>> START
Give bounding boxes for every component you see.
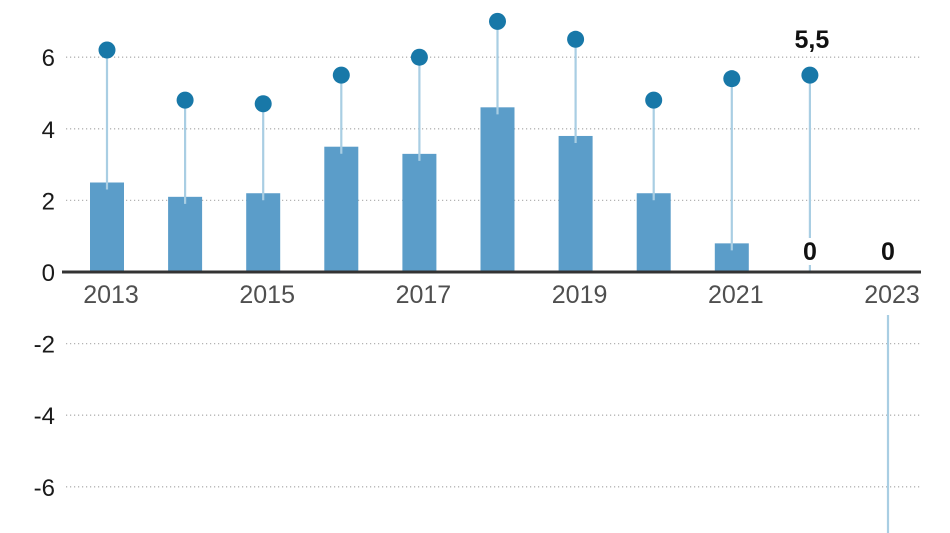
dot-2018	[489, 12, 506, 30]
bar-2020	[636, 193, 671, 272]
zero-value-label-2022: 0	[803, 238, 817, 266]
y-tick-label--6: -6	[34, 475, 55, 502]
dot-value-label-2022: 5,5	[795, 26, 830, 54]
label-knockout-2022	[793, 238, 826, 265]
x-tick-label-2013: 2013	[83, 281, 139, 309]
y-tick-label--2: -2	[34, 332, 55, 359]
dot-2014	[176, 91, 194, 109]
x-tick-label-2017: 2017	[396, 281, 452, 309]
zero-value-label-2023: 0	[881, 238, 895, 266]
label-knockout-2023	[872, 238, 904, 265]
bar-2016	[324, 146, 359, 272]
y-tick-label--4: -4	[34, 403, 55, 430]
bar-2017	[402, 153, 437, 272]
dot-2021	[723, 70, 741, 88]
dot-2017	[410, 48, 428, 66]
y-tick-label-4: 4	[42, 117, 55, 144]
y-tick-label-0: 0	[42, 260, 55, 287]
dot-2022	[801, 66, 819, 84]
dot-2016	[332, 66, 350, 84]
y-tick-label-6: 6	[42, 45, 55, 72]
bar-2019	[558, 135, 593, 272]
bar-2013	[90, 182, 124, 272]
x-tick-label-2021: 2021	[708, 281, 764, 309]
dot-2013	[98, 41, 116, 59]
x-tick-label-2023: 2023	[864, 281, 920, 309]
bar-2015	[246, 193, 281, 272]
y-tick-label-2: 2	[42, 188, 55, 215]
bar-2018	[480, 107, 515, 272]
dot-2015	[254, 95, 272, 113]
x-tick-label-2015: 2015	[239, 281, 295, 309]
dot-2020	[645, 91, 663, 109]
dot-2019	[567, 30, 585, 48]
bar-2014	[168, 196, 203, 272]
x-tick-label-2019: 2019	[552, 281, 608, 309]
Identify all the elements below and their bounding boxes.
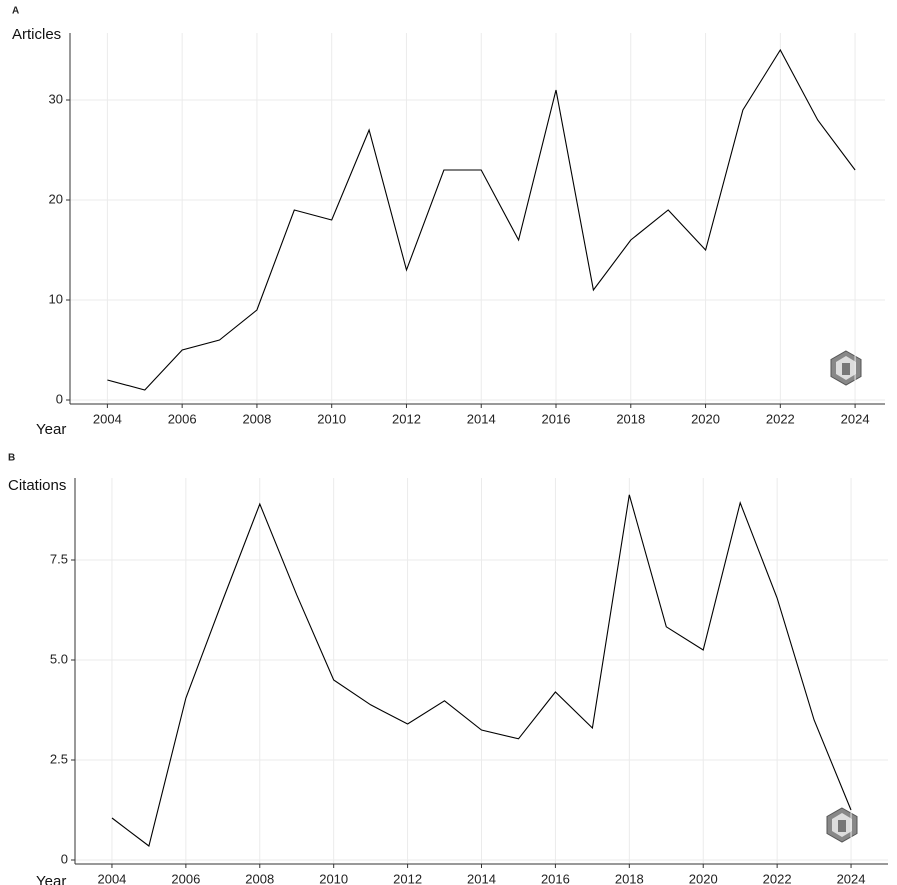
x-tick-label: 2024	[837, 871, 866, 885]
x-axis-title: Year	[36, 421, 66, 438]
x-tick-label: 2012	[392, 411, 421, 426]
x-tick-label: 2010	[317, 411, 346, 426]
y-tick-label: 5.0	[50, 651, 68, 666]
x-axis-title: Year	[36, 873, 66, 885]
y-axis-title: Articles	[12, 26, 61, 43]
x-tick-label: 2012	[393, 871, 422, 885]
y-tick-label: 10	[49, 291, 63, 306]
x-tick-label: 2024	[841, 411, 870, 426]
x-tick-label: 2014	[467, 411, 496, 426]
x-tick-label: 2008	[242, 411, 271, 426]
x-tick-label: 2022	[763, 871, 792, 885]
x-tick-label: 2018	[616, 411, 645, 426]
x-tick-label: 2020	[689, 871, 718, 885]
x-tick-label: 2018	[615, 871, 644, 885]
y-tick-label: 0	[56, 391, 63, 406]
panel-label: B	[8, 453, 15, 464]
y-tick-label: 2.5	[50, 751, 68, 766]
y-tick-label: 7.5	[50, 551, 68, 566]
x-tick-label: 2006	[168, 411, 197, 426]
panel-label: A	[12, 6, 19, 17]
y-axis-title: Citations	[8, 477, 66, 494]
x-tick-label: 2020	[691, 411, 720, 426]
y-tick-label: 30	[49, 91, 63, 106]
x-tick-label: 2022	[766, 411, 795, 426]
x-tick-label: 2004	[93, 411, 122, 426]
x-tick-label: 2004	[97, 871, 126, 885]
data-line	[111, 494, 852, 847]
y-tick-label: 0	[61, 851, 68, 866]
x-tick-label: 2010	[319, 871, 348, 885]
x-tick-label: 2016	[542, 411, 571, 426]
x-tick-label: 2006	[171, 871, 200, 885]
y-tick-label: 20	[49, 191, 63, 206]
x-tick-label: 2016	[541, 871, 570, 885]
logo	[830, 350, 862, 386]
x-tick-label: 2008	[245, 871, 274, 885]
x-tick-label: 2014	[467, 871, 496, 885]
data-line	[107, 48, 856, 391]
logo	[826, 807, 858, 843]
>> END
_DIRECTIVE_
Write out every line above as a numbered list, skipping any blank lines and leaving out the pictures.

_RIGHT ANSWER_
1. Give bounding boxes for every component you see.
2. dot-2018	[489, 12, 506, 30]
3. bar-2020	[636, 193, 671, 272]
4. zero-value-label-2022: 0	[803, 238, 817, 266]
5. y-tick-label--6: -6	[34, 475, 55, 502]
6. dot-value-label-2022: 5,5	[795, 26, 830, 54]
7. label-knockout-2022	[793, 238, 826, 265]
8. x-tick-label-2013: 2013	[83, 281, 139, 309]
9. y-tick-label--2: -2	[34, 332, 55, 359]
10. dot-2014	[176, 91, 194, 109]
11. x-tick-label-2017: 2017	[396, 281, 452, 309]
12. zero-value-label-2023: 0	[881, 238, 895, 266]
13. label-knockout-2023	[872, 238, 904, 265]
14. bar-2016	[324, 146, 359, 272]
15. y-tick-label--4: -4	[34, 403, 55, 430]
16. bar-2017	[402, 153, 437, 272]
17. dot-2021	[723, 70, 741, 88]
18. dot-2017	[410, 48, 428, 66]
19. y-tick-label-4: 4	[42, 117, 55, 144]
20. y-tick-label-0: 0	[42, 260, 55, 287]
21. dot-2022	[801, 66, 819, 84]
22. dot-2016	[332, 66, 350, 84]
23. y-tick-label-6: 6	[42, 45, 55, 72]
24. bar-2019	[558, 135, 593, 272]
25. bar-2013	[90, 182, 124, 272]
26. x-tick-label-2021: 2021	[708, 281, 764, 309]
27. dot-2013	[98, 41, 116, 59]
28. x-tick-label-2023: 2023	[864, 281, 920, 309]
29. bar-2015	[246, 193, 281, 272]
30. y-tick-label-2: 2	[42, 188, 55, 215]
31. bar-2018	[480, 107, 515, 272]
32. dot-2015	[254, 95, 272, 113]
33. x-tick-label-2015: 2015	[239, 281, 295, 309]
34. dot-2020	[645, 91, 663, 109]
35. dot-2019	[567, 30, 585, 48]
36. bar-2014	[168, 196, 203, 272]
37. x-tick-label-2019: 2019	[552, 281, 608, 309]
38. Identify all the elements below and their bounding boxes.
39. x-tick-label: 2024	[837, 871, 866, 885]
40. x-axis-title: Year	[36, 421, 66, 438]
41. x-tick-label: 2012	[392, 411, 421, 426]
42. x-tick-label: 2010	[317, 411, 346, 426]
43. y-tick-label: 5.0	[50, 651, 68, 666]
44. x-axis-title: Year	[36, 873, 66, 885]
45. y-axis-title: Articles	[12, 26, 61, 43]
46. x-tick-label: 2012	[393, 871, 422, 885]
47. y-tick-label: 10	[49, 291, 63, 306]
48. x-tick-label: 2024	[841, 411, 870, 426]
49. x-tick-label: 2014	[467, 411, 496, 426]
50. x-tick-label: 2008	[242, 411, 271, 426]
51. x-tick-label: 2022	[763, 871, 792, 885]
52. x-tick-label: 2018	[616, 411, 645, 426]
53. x-tick-label: 2020	[689, 871, 718, 885]
54. x-tick-label: 2018	[615, 871, 644, 885]
55. y-tick-label: 0	[56, 391, 63, 406]
56. panel-label: B	[8, 453, 15, 464]
57. y-tick-label: 2.5	[50, 751, 68, 766]
58. y-tick-label: 7.5	[50, 551, 68, 566]
59. x-tick-label: 2006	[168, 411, 197, 426]
60. panel-label: A	[12, 6, 19, 17]
61. y-axis-title: Citations	[8, 477, 66, 494]
62. x-tick-label: 2020	[691, 411, 720, 426]
63. y-tick-label: 30	[49, 91, 63, 106]
64. x-tick-label: 2022	[766, 411, 795, 426]
65. x-tick-label: 2004	[93, 411, 122, 426]
66. x-tick-label: 2004	[97, 871, 126, 885]
67. data-line	[111, 494, 852, 847]
68. y-tick-label: 0	[61, 851, 68, 866]
69. x-tick-label: 2010	[319, 871, 348, 885]
70. x-tick-label: 2016	[542, 411, 571, 426]
71. x-tick-label: 2006	[171, 871, 200, 885]
72. y-tick-label: 20	[49, 191, 63, 206]
73. x-tick-label: 2016	[541, 871, 570, 885]
74. logo	[830, 350, 862, 386]
75. x-tick-label: 2008	[245, 871, 274, 885]
76. x-tick-label: 2014	[467, 871, 496, 885]
77. data-line	[107, 48, 856, 391]
78. logo	[826, 807, 858, 843]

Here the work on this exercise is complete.